→ **THE TASK**: Take every line from the listing below that contains "self".

-- BEGIN DATA SUPPLIED --

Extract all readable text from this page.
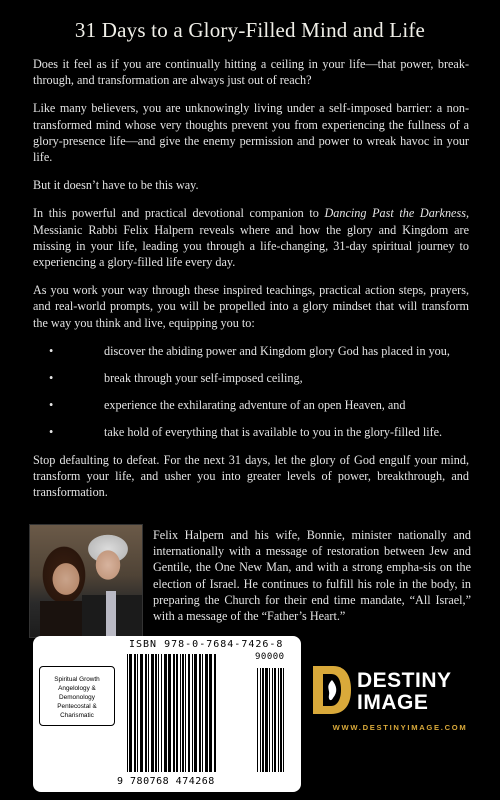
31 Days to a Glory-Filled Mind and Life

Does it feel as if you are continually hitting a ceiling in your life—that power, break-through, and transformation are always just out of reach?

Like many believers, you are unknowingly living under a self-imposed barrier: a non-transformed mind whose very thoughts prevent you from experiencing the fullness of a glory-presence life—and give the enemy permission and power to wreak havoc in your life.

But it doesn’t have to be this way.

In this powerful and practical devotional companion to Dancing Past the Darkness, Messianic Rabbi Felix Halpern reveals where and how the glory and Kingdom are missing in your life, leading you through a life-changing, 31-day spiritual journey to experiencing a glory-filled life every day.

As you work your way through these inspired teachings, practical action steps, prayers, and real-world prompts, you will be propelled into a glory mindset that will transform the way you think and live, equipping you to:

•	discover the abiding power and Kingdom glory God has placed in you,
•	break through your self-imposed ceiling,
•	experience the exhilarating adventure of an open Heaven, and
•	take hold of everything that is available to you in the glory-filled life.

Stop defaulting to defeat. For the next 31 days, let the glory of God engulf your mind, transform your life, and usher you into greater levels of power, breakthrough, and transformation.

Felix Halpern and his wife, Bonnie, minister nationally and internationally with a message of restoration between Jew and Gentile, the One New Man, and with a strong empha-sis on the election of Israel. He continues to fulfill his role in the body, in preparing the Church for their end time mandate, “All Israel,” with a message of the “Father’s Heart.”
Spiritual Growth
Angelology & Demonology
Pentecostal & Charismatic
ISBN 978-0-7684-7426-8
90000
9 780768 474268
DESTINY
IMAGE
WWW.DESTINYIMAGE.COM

-- END DATA SUPPLIED --

→ **RESPONSE BELOW**:
Like many believers, you are unknowingly living under a self-imposed barrier: a non-transformed mind whose very thoughts prevent you from experiencing the fullness of a glory-presence life—and give the enemy permission and power to wreak havoc in your life.
•	break through your self-imposed ceiling,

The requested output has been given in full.